WHAT THE TASK REQUIRES ::
Every line below should be copied exactly; drop the pictures.

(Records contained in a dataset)
★ ★ ★

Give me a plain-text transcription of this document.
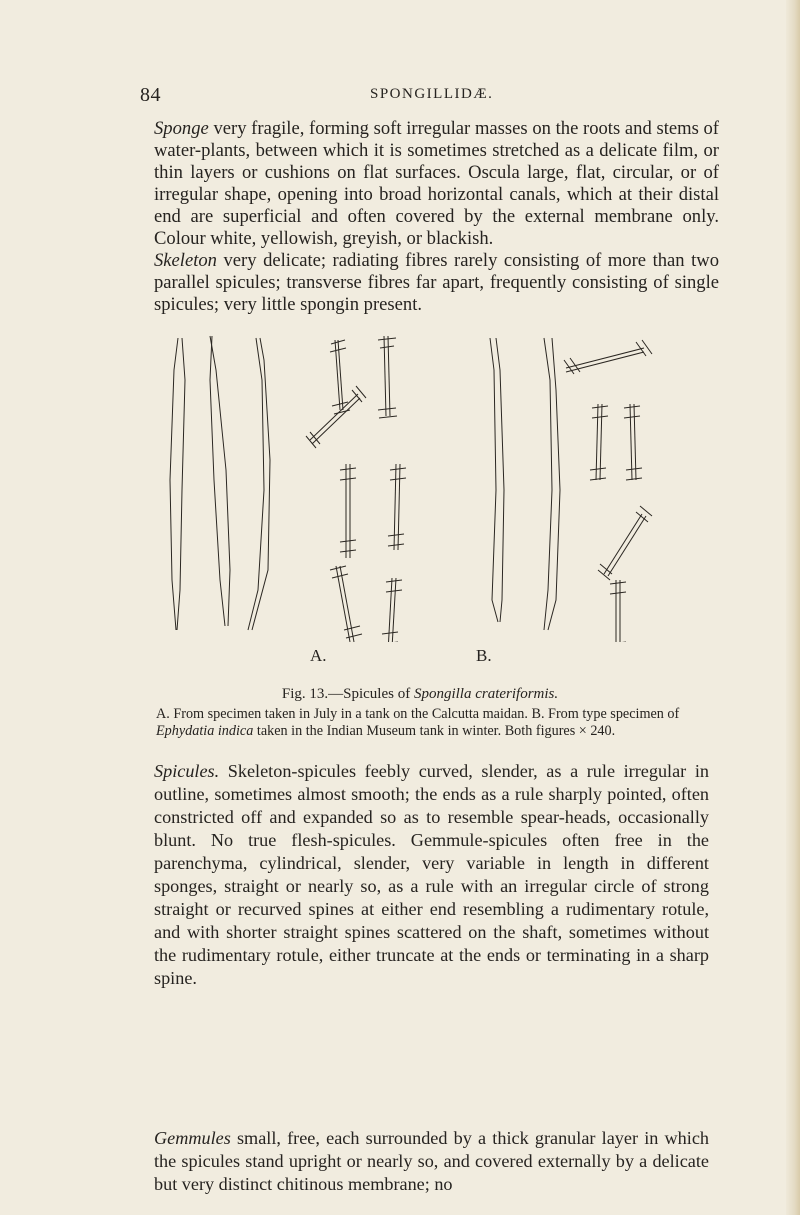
84	SPONGILLIDÆ.

Sponge very fragile, forming soft irregular masses on the roots and stems of water-plants, between which it is sometimes stretched as a delicate film, or thin layers or cushions on flat surfaces. Oscula large, flat, circular, or of irregular shape, opening into broad horizontal canals, which at their distal end are superficial and often covered by the external membrane only. Colour white, yellowish, greyish, or blackish.

Skeleton very delicate; radiating fibres rarely consisting of more than two parallel spicules; transverse fibres far apart, frequently consisting of single spicules; very little spongin present.

A.	B.
Fig. 13.—Spicules of Spongilla crateriformis.

A. From specimen taken in July in a tank on the Calcutta maidan. B. From type specimen of Ephydatia indica taken in the Indian Museum tank in winter. Both figures × 240.

Spicules. Skeleton-spicules feebly curved, slender, as a rule irregular in outline, sometimes almost smooth; the ends as a rule sharply pointed, often constricted off and expanded so as to resemble spear-heads, occasionally blunt. No true flesh-spicules. Gemmule-spicules often free in the parenchyma, cylindrical, slender, very variable in length in different sponges, straight or nearly so, as a rule with an irregular circle of strong straight or recurved spines at either end resembling a rudimentary rotule, and with shorter straight spines scattered on the shaft, sometimes without the rudimentary rotule, either truncate at the ends or terminating in a sharp spine.

Gemmules small, free, each surrounded by a thick granular layer in which the spicules stand upright or nearly so, and covered externally by a delicate but very distinct chitinous membrane; no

★ ★ ★

OUTPUT FOR THIS TASK ::
Give me a plain-text transcription of this document.
84	SPONGILLIDÆ.

Sponge very fragile, forming soft irregular masses on the roots and stems of water-plants, between which it is sometimes stretched as a delicate film, or thin layers or cushions on flat surfaces. Oscula large, flat, circular, or of irregular shape, opening into broad horizontal canals, which at their distal end are superficial and often covered by the external membrane only. Colour white, yellowish, greyish, or blackish.

Skeleton very delicate; radiating fibres rarely consisting of more than two parallel spicules; transverse fibres far apart, frequently consisting of single spicules; very little spongin present.

A.	B.
Fig. 13.—Spicules of Spongilla crateriformis.

A. From specimen taken in July in a tank on the Calcutta maidan. B. From type specimen of Ephydatia indica taken in the Indian Museum tank in winter. Both figures × 240.

Spicules. Skeleton-spicules feebly curved, slender, as a rule irregular in outline, sometimes almost smooth; the ends as a rule sharply pointed, often constricted off and expanded so as to resemble spear-heads, occasionally blunt. No true flesh-spicules. Gemmule-spicules often free in the parenchyma, cylindrical, slender, very variable in length in different sponges, straight or nearly so, as a rule with an irregular circle of strong straight or recurved spines at either end resembling a rudimentary rotule, and with shorter straight spines scattered on the shaft, sometimes without the rudimentary rotule, either truncate at the ends or terminating in a sharp spine.

Gemmules small, free, each surrounded by a thick granular layer in which the spicules stand upright or nearly so, and covered externally by a delicate but very distinct chitinous membrane; no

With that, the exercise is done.